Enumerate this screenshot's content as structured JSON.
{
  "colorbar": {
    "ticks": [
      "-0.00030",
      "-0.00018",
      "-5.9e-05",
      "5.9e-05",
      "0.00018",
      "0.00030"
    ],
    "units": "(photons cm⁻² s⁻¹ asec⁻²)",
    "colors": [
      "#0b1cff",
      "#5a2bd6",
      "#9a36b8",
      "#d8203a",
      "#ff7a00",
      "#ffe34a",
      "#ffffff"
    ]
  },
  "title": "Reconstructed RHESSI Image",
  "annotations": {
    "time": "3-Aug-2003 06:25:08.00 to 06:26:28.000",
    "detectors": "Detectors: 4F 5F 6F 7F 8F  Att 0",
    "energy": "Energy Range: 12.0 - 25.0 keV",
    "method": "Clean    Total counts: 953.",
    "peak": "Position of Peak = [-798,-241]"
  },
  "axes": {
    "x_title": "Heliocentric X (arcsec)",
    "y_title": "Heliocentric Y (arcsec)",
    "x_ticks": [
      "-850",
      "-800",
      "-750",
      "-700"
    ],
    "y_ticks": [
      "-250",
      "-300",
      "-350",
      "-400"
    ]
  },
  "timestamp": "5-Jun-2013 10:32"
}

::::::::::

▸ EXERCISE GOAL:
Copy out each line of the records that holds the string "Heliocentric".

▸ WRITTEN ANSWER:
    "x_title": "Heliocentric X (arcsec)",
    "y_title": "Heliocentric Y (arcsec)",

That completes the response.